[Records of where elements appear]
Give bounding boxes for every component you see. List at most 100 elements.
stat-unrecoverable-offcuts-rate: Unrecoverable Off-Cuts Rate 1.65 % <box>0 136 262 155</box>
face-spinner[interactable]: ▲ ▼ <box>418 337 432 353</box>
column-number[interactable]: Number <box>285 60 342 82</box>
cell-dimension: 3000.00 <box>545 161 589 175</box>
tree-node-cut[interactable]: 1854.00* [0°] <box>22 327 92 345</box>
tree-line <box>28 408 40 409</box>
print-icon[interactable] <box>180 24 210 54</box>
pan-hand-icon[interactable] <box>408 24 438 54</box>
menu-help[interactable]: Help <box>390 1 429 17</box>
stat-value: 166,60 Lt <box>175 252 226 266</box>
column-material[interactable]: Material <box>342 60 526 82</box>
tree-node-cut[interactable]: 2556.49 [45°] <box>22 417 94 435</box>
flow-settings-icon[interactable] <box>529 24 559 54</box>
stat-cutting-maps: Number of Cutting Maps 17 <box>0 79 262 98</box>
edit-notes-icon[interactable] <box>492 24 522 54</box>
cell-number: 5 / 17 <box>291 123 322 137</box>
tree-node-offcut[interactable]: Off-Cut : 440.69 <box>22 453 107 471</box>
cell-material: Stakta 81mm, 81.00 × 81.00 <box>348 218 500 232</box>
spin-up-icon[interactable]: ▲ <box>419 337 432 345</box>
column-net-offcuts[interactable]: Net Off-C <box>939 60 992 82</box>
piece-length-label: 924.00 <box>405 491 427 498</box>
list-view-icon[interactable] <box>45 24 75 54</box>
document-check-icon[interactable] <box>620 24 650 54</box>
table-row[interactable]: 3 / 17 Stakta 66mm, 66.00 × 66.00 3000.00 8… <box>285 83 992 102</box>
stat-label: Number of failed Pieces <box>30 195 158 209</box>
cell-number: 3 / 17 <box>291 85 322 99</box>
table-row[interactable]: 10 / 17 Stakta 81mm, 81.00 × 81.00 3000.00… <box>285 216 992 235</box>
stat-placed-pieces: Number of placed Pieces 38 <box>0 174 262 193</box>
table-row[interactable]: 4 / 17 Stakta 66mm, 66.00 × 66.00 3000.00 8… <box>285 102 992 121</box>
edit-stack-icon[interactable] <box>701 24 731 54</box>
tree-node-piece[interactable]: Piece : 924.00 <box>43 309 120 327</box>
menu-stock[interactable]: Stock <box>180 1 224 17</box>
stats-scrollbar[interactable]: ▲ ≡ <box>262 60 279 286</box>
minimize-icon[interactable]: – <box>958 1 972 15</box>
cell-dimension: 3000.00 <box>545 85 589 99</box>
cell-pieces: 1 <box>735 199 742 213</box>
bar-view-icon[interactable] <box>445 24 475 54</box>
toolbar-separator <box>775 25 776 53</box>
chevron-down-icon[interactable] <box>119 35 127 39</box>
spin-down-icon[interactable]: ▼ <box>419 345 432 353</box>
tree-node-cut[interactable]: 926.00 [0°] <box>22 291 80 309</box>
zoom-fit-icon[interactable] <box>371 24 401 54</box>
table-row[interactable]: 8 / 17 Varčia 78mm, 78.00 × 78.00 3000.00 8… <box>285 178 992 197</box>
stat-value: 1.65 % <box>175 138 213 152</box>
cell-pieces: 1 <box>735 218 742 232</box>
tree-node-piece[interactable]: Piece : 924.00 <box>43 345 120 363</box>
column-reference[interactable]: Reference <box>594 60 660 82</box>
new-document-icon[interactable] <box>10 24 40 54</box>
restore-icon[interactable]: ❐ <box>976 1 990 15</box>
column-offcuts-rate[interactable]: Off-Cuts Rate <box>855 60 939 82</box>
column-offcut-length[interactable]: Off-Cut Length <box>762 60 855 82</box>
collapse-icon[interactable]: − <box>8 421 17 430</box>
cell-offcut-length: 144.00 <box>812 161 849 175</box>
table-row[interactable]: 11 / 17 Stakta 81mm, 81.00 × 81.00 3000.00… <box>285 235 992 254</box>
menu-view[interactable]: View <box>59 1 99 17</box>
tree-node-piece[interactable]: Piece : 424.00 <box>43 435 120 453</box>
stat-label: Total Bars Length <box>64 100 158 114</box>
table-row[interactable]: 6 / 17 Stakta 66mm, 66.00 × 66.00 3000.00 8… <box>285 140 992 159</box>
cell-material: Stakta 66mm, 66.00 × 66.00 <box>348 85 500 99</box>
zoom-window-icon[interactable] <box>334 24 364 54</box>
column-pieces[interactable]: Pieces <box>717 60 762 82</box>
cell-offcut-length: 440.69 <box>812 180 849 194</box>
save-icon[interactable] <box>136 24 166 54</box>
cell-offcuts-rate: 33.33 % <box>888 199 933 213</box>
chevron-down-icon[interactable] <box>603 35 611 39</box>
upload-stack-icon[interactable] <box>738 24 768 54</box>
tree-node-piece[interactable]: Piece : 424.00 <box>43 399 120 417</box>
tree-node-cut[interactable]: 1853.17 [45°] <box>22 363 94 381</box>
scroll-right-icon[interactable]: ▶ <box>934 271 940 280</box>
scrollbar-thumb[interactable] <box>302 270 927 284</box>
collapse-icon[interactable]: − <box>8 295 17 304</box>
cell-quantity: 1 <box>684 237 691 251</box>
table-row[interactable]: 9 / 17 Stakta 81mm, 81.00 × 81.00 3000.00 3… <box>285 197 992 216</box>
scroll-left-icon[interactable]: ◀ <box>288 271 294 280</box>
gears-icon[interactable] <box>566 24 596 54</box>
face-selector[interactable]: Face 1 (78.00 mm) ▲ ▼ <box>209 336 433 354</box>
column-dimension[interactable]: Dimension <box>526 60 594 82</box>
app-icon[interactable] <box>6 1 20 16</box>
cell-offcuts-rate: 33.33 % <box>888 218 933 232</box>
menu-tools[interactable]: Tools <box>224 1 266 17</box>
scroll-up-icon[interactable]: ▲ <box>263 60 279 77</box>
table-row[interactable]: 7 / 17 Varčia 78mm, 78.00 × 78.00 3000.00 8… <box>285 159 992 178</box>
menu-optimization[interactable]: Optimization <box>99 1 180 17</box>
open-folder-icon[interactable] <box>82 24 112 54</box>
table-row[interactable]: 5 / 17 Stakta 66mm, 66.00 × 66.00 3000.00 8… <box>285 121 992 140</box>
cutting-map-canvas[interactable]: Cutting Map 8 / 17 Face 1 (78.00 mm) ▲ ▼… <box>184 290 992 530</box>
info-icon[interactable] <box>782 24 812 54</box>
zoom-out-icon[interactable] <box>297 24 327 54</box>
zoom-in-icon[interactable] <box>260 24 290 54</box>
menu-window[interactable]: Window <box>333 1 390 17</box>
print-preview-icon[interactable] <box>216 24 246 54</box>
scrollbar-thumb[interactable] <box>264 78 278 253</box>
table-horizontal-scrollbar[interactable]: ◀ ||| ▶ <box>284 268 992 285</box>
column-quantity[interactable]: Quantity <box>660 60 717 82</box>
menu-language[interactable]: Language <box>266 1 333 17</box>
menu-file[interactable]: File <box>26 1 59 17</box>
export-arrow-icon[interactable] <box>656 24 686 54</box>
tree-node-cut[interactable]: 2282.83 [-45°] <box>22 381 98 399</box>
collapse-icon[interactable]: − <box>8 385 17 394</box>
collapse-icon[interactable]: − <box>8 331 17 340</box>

[To be done]
Show each line of the entries above that contains the string "Stakta". Case counts.

[Exercise result]
cell-material: Stakta 81mm, 81.00 × 81.00 <box>348 218 500 232</box>
table-row[interactable]: 3 / 17 Stakta 66mm, 66.00 × 66.00 3000.00 8… <box>285 83 992 102</box>
table-row[interactable]: 10 / 17 Stakta 81mm, 81.00 × 81.00 3000.00… <box>285 216 992 235</box>
table-row[interactable]: 4 / 17 Stakta 66mm, 66.00 × 66.00 3000.00 8… <box>285 102 992 121</box>
table-row[interactable]: 11 / 17 Stakta 81mm, 81.00 × 81.00 3000.00… <box>285 235 992 254</box>
table-row[interactable]: 6 / 17 Stakta 66mm, 66.00 × 66.00 3000.00 8… <box>285 140 992 159</box>
cell-material: Stakta 66mm, 66.00 × 66.00 <box>348 85 500 99</box>
table-row[interactable]: 9 / 17 Stakta 81mm, 81.00 × 81.00 3000.00 3… <box>285 197 992 216</box>
table-row[interactable]: 5 / 17 Stakta 66mm, 66.00 × 66.00 3000.00 8… <box>285 121 992 140</box>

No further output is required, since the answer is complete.